Start of RAW DATA

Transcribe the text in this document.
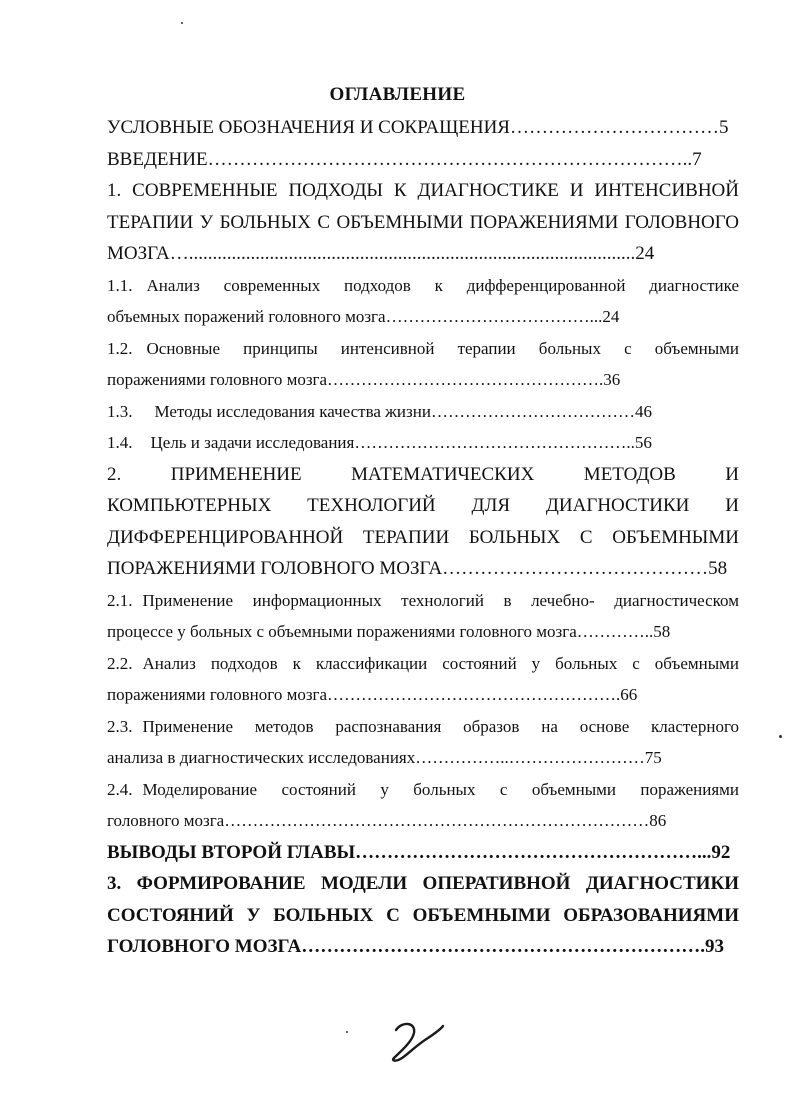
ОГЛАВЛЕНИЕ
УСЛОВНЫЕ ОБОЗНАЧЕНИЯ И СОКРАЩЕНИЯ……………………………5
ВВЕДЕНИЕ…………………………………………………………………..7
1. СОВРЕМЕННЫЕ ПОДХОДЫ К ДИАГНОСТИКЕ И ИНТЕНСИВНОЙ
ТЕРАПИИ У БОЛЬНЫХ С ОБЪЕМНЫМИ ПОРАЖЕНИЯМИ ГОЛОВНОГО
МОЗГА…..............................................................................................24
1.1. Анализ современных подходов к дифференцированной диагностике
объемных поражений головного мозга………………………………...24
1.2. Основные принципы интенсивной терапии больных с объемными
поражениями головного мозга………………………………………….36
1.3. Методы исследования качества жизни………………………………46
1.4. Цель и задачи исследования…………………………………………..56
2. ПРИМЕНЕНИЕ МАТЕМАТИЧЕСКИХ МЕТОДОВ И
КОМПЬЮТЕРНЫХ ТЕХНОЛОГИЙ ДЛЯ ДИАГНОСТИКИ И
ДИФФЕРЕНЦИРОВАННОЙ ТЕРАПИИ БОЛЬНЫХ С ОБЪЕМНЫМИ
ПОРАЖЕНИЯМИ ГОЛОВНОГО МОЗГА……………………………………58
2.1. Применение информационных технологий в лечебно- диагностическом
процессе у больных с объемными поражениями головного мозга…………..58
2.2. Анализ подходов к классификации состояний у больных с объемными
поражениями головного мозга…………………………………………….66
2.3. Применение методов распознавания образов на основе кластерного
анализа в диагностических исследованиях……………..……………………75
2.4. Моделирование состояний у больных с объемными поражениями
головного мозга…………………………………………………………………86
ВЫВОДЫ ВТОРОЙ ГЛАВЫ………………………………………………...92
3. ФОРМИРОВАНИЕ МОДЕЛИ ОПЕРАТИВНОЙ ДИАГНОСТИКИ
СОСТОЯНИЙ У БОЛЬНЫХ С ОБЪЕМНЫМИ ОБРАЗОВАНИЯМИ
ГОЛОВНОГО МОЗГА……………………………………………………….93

End of RAW DATA

Quote every record above exactly, omitting any pictures they contain.

Transcribe the text in this document.
ОГЛАВЛЕНИЕ
УСЛОВНЫЕ ОБОЗНАЧЕНИЯ И СОКРАЩЕНИЯ……………………………5
ВВЕДЕНИЕ…………………………………………………………………..7
1. СОВРЕМЕННЫЕ ПОДХОДЫ К ДИАГНОСТИКЕ И ИНТЕНСИВНОЙ
ТЕРАПИИ У БОЛЬНЫХ С ОБЪЕМНЫМИ ПОРАЖЕНИЯМИ ГОЛОВНОГО
МОЗГА…..............................................................................................24
1.1. Анализ современных подходов к дифференцированной диагностике
объемных поражений головного мозга………………………………...24
1.2. Основные принципы интенсивной терапии больных с объемными
поражениями головного мозга………………………………………….36
1.3. Методы исследования качества жизни………………………………46
1.4. Цель и задачи исследования…………………………………………..56
2. ПРИМЕНЕНИЕ МАТЕМАТИЧЕСКИХ МЕТОДОВ И
КОМПЬЮТЕРНЫХ ТЕХНОЛОГИЙ ДЛЯ ДИАГНОСТИКИ И
ДИФФЕРЕНЦИРОВАННОЙ ТЕРАПИИ БОЛЬНЫХ С ОБЪЕМНЫМИ
ПОРАЖЕНИЯМИ ГОЛОВНОГО МОЗГА……………………………………58
2.1. Применение информационных технологий в лечебно- диагностическом
процессе у больных с объемными поражениями головного мозга…………..58
2.2. Анализ подходов к классификации состояний у больных с объемными
поражениями головного мозга…………………………………………….66
2.3. Применение методов распознавания образов на основе кластерного
анализа в диагностических исследованиях……………..……………………75
2.4. Моделирование состояний у больных с объемными поражениями
головного мозга…………………………………………………………………86
ВЫВОДЫ ВТОРОЙ ГЛАВЫ………………………………………………...92
3. ФОРМИРОВАНИЕ МОДЕЛИ ОПЕРАТИВНОЙ ДИАГНОСТИКИ
СОСТОЯНИЙ У БОЛЬНЫХ С ОБЪЕМНЫМИ ОБРАЗОВАНИЯМИ
ГОЛОВНОГО МОЗГА……………………………………………………….93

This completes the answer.